### Set task
Pull each line containing "this" out of the data and copy it.

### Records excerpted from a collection
··········
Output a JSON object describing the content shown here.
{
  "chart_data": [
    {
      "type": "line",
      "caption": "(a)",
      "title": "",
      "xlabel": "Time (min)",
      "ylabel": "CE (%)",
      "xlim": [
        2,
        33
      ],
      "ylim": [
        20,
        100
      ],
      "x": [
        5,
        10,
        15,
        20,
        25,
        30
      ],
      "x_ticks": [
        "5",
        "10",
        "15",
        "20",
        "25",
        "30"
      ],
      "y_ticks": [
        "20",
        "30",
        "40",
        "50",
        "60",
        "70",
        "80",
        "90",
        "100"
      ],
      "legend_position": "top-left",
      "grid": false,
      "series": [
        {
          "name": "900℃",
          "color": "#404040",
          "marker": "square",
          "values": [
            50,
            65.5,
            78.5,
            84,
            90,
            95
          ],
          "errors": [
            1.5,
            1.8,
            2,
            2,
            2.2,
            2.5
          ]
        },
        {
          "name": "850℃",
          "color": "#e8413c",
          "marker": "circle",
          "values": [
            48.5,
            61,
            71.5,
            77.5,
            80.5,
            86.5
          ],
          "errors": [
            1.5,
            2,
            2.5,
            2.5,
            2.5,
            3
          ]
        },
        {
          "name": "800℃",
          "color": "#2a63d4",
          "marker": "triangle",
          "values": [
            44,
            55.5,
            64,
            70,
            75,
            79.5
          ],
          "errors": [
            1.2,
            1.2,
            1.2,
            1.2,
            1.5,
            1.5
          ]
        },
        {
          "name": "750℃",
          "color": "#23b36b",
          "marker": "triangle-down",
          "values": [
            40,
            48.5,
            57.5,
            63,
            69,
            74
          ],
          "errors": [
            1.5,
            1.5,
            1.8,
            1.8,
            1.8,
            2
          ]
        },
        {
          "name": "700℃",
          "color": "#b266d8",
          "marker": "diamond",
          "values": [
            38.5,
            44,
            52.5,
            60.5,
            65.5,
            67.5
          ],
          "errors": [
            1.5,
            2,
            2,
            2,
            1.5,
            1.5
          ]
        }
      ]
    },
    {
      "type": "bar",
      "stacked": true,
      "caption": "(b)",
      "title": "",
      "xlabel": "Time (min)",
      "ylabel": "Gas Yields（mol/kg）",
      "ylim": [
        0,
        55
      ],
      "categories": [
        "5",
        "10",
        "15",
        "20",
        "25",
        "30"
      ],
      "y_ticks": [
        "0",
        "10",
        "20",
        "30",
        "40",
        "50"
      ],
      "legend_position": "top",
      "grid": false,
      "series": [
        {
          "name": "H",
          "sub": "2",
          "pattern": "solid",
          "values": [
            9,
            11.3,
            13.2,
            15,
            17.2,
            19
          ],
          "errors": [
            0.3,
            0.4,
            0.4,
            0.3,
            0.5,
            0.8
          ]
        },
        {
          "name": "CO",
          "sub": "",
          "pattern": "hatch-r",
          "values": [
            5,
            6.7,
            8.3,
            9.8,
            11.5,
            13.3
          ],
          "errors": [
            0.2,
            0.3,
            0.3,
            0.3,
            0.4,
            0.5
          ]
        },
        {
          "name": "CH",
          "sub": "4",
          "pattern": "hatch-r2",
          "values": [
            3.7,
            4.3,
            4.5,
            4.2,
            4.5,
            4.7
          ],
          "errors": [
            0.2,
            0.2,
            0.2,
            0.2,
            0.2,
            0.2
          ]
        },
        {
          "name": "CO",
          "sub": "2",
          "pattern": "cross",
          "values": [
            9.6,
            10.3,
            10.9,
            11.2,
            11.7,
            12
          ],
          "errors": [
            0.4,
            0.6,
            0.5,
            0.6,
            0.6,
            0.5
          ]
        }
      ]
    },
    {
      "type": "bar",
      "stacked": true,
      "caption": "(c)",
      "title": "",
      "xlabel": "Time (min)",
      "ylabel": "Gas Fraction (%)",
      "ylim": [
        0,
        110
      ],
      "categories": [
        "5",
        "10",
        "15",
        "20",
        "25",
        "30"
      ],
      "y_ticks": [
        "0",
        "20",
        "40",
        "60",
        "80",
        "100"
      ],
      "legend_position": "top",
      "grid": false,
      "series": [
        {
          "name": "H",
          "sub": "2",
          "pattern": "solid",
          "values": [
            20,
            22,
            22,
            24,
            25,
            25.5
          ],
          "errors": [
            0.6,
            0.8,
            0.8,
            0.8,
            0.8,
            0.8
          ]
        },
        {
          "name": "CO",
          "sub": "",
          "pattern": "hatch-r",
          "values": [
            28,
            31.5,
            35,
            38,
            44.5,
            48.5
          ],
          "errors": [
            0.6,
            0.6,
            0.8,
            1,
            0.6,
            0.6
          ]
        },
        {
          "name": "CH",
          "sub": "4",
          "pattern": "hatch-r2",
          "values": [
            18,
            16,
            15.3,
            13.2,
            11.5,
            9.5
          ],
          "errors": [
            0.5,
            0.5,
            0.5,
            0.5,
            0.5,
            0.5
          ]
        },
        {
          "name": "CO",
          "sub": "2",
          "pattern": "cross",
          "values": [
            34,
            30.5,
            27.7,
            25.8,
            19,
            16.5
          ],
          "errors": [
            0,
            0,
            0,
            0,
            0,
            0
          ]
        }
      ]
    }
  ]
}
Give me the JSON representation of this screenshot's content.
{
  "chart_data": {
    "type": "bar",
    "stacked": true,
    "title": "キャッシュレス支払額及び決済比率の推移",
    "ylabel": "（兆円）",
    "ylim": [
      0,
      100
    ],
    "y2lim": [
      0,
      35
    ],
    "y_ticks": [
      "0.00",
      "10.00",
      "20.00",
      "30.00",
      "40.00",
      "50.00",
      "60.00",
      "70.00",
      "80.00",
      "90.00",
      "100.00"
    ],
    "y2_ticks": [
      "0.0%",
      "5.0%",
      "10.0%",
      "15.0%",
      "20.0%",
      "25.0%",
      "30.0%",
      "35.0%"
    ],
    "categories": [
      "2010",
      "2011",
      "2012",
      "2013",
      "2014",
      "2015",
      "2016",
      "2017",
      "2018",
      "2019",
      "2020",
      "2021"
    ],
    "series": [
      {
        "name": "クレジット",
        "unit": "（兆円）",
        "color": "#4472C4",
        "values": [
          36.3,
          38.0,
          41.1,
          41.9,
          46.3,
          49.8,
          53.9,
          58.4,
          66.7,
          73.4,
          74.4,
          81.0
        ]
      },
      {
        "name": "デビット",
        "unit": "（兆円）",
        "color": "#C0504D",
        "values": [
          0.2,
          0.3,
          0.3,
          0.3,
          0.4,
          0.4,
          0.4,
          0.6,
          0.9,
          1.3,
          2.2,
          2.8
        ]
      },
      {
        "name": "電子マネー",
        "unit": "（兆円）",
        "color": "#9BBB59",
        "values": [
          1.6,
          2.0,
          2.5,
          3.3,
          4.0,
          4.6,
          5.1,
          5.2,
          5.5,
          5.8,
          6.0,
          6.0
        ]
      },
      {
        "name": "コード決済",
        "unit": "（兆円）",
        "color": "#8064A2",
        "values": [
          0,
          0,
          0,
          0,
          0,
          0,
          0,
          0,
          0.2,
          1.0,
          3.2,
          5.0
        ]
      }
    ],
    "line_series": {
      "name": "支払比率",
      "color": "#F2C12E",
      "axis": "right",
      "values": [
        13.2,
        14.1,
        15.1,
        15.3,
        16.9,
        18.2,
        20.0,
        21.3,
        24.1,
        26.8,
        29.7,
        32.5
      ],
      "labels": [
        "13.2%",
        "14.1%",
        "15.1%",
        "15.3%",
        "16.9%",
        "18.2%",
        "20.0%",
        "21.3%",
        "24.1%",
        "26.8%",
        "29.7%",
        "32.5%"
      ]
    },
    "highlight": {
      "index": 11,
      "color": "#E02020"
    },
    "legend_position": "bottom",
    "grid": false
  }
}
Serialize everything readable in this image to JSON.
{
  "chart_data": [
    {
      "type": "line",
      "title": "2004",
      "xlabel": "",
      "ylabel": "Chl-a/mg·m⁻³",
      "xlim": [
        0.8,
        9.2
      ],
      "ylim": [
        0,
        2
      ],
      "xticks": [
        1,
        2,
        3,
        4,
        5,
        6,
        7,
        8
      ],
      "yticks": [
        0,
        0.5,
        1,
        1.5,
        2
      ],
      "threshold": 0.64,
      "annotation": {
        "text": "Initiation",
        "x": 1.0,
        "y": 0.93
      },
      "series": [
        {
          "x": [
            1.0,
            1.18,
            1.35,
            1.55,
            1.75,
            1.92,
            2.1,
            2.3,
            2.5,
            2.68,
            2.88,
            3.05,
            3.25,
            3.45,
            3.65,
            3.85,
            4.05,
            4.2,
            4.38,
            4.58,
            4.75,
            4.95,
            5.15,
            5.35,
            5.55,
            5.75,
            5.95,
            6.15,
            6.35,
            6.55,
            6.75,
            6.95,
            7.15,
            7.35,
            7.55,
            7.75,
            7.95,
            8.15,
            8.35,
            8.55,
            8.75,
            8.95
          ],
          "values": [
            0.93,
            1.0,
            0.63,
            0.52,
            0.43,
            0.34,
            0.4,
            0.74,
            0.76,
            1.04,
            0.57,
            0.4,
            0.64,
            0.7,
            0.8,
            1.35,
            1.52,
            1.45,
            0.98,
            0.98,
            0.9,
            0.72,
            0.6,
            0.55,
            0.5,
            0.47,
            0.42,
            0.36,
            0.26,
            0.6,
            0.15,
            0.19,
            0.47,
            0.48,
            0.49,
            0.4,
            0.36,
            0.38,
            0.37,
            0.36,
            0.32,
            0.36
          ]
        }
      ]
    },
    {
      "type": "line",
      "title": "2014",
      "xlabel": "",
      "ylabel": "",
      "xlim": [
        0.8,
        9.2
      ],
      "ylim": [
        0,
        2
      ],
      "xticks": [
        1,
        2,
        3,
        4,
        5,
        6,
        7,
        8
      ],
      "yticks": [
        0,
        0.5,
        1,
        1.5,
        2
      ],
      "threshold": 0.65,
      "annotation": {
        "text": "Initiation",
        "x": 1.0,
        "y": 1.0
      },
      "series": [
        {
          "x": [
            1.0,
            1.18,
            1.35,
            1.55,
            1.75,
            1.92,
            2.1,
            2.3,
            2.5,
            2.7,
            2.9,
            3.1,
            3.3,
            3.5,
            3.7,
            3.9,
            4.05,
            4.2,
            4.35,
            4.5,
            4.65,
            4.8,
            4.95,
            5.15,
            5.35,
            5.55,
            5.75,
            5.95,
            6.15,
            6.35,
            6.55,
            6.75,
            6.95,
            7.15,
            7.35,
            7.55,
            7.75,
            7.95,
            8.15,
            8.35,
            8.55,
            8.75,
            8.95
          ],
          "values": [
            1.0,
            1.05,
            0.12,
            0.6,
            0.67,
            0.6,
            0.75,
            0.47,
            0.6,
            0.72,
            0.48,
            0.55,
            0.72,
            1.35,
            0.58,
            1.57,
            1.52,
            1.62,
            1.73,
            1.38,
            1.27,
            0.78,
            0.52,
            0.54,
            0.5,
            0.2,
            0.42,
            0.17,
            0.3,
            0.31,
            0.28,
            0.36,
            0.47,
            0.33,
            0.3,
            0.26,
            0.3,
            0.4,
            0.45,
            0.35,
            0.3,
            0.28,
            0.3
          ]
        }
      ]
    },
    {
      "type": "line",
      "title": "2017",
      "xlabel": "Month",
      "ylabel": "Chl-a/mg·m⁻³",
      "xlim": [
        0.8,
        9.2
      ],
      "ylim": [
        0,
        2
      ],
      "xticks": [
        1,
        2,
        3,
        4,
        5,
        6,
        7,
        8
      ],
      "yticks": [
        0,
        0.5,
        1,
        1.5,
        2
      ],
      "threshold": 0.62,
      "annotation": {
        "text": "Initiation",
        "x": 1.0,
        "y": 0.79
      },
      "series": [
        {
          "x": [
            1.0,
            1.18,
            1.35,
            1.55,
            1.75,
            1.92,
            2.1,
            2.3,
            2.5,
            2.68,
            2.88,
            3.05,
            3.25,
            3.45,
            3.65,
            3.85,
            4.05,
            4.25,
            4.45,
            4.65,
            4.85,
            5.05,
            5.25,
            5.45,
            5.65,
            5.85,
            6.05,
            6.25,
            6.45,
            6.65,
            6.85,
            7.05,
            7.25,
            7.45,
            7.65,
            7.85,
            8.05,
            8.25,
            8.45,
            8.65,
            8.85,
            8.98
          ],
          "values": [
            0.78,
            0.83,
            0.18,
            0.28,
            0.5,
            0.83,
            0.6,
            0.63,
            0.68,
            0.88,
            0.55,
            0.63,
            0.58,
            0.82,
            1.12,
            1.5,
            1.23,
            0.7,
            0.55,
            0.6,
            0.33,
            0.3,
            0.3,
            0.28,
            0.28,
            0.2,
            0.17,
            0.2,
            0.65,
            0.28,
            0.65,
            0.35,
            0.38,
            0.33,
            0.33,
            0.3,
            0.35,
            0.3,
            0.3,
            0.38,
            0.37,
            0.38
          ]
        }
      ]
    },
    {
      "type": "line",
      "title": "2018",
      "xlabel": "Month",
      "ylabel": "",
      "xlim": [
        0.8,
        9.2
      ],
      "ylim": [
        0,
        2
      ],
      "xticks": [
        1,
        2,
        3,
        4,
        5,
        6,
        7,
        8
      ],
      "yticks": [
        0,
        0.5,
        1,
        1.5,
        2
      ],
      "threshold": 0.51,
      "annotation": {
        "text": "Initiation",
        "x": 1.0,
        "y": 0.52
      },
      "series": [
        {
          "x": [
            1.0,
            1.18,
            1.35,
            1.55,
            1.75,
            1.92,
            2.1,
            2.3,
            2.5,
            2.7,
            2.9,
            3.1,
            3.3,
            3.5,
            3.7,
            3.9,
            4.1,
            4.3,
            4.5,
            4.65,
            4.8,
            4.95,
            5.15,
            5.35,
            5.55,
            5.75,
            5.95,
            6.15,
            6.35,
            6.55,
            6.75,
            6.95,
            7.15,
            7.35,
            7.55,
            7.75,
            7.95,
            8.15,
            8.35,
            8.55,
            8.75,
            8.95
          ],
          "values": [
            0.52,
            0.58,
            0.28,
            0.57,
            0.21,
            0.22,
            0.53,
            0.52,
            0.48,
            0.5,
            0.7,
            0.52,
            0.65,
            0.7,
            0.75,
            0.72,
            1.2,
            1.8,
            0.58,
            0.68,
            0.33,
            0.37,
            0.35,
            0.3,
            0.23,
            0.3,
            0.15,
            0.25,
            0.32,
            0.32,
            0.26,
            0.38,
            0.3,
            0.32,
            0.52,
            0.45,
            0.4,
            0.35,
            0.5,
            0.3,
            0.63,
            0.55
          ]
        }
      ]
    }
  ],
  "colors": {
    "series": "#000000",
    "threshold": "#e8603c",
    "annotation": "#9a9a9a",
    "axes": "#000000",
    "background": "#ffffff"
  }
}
··········
### Exercise response
Give me the JSON representation of this screenshot's content.
Serialize everything readable in this image to JSON.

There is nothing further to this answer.